==== 本文

強気のアントワープの泣きどころをついての大勝
昨季はまさかのGS敗退を喫したバルセロナ。リベンジを期する今季はアントワープをホームに迎えての開幕戦からのスタートとなる。
アントワープのスタンスは非常に強気だったといえるだろう。4-4-2でのプレスながらアンカーを2トップで受け渡す様子はなし。アンカーのデ・ヨングへのケアはCHが前に出ていく形で行っていく。バックラインからもショートパスでの繋ぎに専念しながらボールを前に運ぶなど、正面衝突でぶつかる気満々だったと言えるだろう。
だが、アントワープのプランがバルセロナに通用したかと言われればまたそれは別の話ということになる。アントワープの強気のプレッシングはテア・シュテーゲンの参加とデ・ヨングの列落ちによりズレが発生していたし、ショートパスを繋ぐビルドアップもフリーの選手を繋いでいくのが精一杯。アントワープが効果的に前進するビジョンまで辿り着くにはなかなかの遠さを感じた。

========

課題の目的:
上に示したバルセロナ対アントワープ戦の分析記事を、最後の文の次から書き進めてください。

==== 記録の抜粋

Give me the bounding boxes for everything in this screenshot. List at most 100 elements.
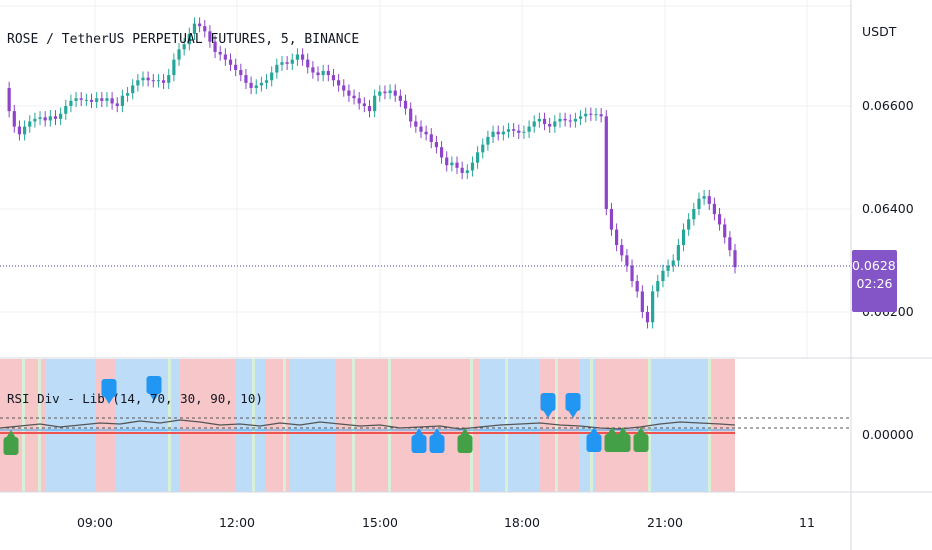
candle-body [589, 113, 593, 115]
candle-body [378, 91, 382, 96]
candle-body [125, 93, 130, 96]
bull-divergence-marker [633, 434, 649, 452]
last-price-value: 0.06287 [852, 258, 904, 273]
candle-body [424, 131, 428, 135]
candle-body [373, 95, 377, 112]
candle-body [620, 245, 624, 256]
candle-body [295, 54, 300, 60]
candle-body [48, 116, 52, 121]
candle-body [151, 80, 155, 82]
candle-body [161, 80, 166, 83]
candle-body [687, 219, 691, 230]
candle-body [12, 111, 16, 127]
candle-body [537, 118, 541, 122]
time-axis-label: 15:00 [361, 515, 399, 530]
candle-body [362, 103, 366, 106]
candle-body [43, 117, 47, 121]
marker-tip [6, 430, 16, 438]
candle-body [599, 114, 603, 117]
candle-body [141, 77, 145, 81]
candle-body [403, 100, 408, 109]
zone-stripe [708, 359, 711, 492]
candle-body [264, 80, 269, 83]
candle-body [331, 75, 336, 81]
marker-tip [432, 428, 442, 436]
candle-body [429, 134, 433, 143]
candle-body [419, 126, 423, 132]
currency-label[interactable]: USDT [862, 24, 897, 39]
indicator-zones [0, 359, 735, 492]
candle-body [146, 77, 150, 81]
candle-body [640, 291, 644, 312]
candle-body [244, 75, 248, 83]
candle-body [651, 291, 655, 323]
marker-tip [636, 427, 646, 435]
zone-band [650, 359, 712, 492]
candle-body [53, 116, 58, 119]
price-axis-label: 0.06600 [862, 98, 914, 113]
price-axis-label: 0.06400 [862, 201, 914, 216]
bull-divergence-marker [411, 435, 427, 453]
candle-body [17, 126, 22, 135]
candle-body [476, 152, 480, 163]
marker-tip [543, 410, 553, 418]
candle-body [723, 224, 727, 238]
zone-stripe [590, 359, 593, 492]
zone-stripe [470, 359, 473, 492]
candle-body [445, 157, 449, 166]
indicator-axis-label: 0.00000 [862, 427, 914, 442]
candle-body [542, 118, 547, 125]
marker-tip [618, 427, 628, 435]
bear-divergence-marker [146, 376, 162, 394]
candle-body [414, 121, 418, 127]
bear-divergence-marker [565, 393, 581, 411]
candle-body [213, 41, 217, 52]
candle-body [74, 98, 78, 101]
candle-body [198, 23, 202, 27]
candle-body [692, 209, 696, 220]
candle-body [239, 69, 243, 76]
marker-tip [607, 427, 617, 435]
candle-body [177, 49, 181, 60]
candle-body [337, 80, 341, 86]
candle-body [228, 59, 233, 65]
candle-body [733, 250, 737, 268]
indicator-title[interactable]: RSI Div - Lib (14, 70, 30, 90, 10) [7, 391, 263, 406]
candle-body [594, 114, 598, 116]
candle-body [439, 147, 444, 158]
candle-body [630, 265, 634, 282]
time-axis-label: 09:00 [76, 515, 114, 530]
candle-body [517, 130, 521, 133]
candle-body [563, 118, 567, 121]
candle-body [409, 108, 413, 122]
marker-tip [589, 427, 599, 435]
candle-body [388, 90, 392, 94]
candle-body [527, 126, 531, 132]
candle-body [614, 229, 619, 246]
candle-body [84, 99, 88, 101]
candle-body [702, 196, 706, 199]
candle-body [728, 237, 732, 251]
bull-divergence-marker [3, 437, 19, 455]
zone-stripe [38, 359, 41, 492]
candle-body [28, 121, 32, 127]
candle-body [635, 281, 639, 292]
candle-body [460, 167, 464, 173]
candle-body [316, 72, 320, 76]
candle-body [656, 281, 660, 292]
candle-body [676, 245, 680, 261]
candle-body [223, 54, 227, 60]
time-axis-label: 21:00 [646, 515, 684, 530]
candle-body [79, 98, 83, 100]
candle-body [131, 85, 135, 94]
time-axis-label: 11 [799, 515, 815, 530]
candle-body [465, 170, 469, 173]
candle-body [136, 80, 140, 86]
zone-band [712, 359, 735, 492]
candle-body [512, 129, 516, 131]
candle-body [208, 31, 212, 42]
marker-tip [414, 428, 424, 436]
symbol-title[interactable]: ROSE / TetherUS PERPETUAL FUTURES, 5, BI… [7, 32, 360, 47]
candle-body [481, 144, 485, 153]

========

課題の出力:
落ち着いてプレスを外したバルセロナは3-2-5気味の変形から試合を動かしていく。中央の3トップはレヴァンドフスキに加えて左WGの絞ったフェリックス、右IHから列を上げたギュンドアンが形成。大外はハフィーニャとバルデが担当する。
先制点は中央のコンビネーションから。列落ちのレヴァンドフスキからギュンドアン→フェリックスとこの3人の連携からゴールをこじ開けて見せた。
先制点以降もペースを握ったのはバルセロナ。効いていたのは左サイドの裏抜け。バルデの大外からの押し下げにアントワープは後手に回る。4-4-2ベースでCHが前に出ていくとなると、5レーン的な攻略に対して、最終ラインのカバーに入るのは当然遅れてしまう。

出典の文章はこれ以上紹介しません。